-- BEGIN --
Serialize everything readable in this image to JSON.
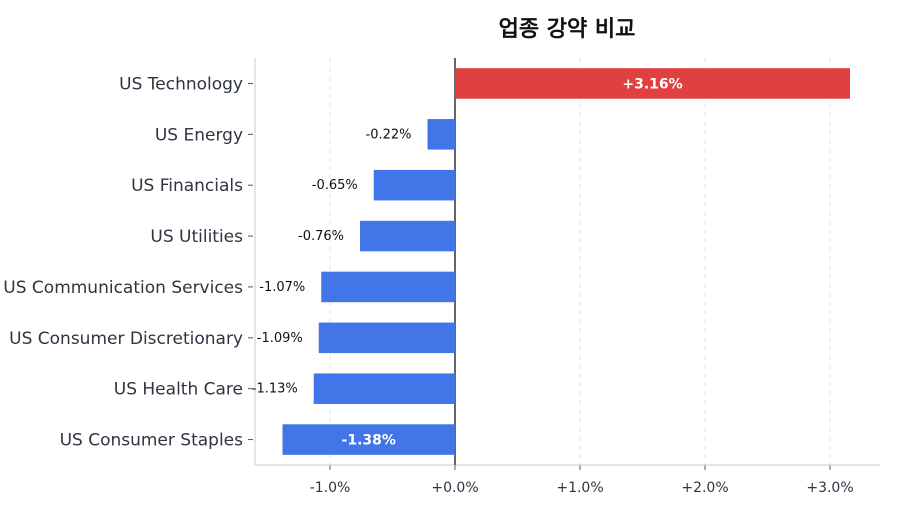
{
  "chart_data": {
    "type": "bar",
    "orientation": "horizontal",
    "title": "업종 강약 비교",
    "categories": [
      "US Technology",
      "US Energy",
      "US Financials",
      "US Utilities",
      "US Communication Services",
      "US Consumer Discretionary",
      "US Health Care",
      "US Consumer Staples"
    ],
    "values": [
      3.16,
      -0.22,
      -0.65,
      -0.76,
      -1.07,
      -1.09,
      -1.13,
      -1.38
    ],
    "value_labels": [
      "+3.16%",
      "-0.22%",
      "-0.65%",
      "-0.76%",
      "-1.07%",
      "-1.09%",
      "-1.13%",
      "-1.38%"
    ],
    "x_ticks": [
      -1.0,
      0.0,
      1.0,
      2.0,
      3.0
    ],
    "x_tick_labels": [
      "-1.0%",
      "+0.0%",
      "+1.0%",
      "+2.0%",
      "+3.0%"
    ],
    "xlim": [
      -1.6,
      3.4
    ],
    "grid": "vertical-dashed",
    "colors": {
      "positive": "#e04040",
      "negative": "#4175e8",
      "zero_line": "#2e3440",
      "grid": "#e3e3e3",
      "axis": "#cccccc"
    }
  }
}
-- END --
THE PROBLEM:
Repeat the entries exactly and keep the pictures out of the copy.

PROBLEM SOLUTION:
Serialize everything readable in this image to JSON.
{
  "chart_data": {
    "type": "bar",
    "orientation": "horizontal",
    "title": "업종 강약 비교",
    "categories": [
      "US Technology",
      "US Energy",
      "US Financials",
      "US Utilities",
      "US Communication Services",
      "US Consumer Discretionary",
      "US Health Care",
      "US Consumer Staples"
    ],
    "values": [
      3.16,
      -0.22,
      -0.65,
      -0.76,
      -1.07,
      -1.09,
      -1.13,
      -1.38
    ],
    "value_labels": [
      "+3.16%",
      "-0.22%",
      "-0.65%",
      "-0.76%",
      "-1.07%",
      "-1.09%",
      "-1.13%",
      "-1.38%"
    ],
    "x_ticks": [
      -1.0,
      0.0,
      1.0,
      2.0,
      3.0
    ],
    "x_tick_labels": [
      "-1.0%",
      "+0.0%",
      "+1.0%",
      "+2.0%",
      "+3.0%"
    ],
    "xlim": [
      -1.6,
      3.4
    ],
    "grid": "vertical-dashed",
    "colors": {
      "positive": "#e04040",
      "negative": "#4175e8",
      "zero_line": "#2e3440",
      "grid": "#e3e3e3",
      "axis": "#cccccc"
    }
  }
}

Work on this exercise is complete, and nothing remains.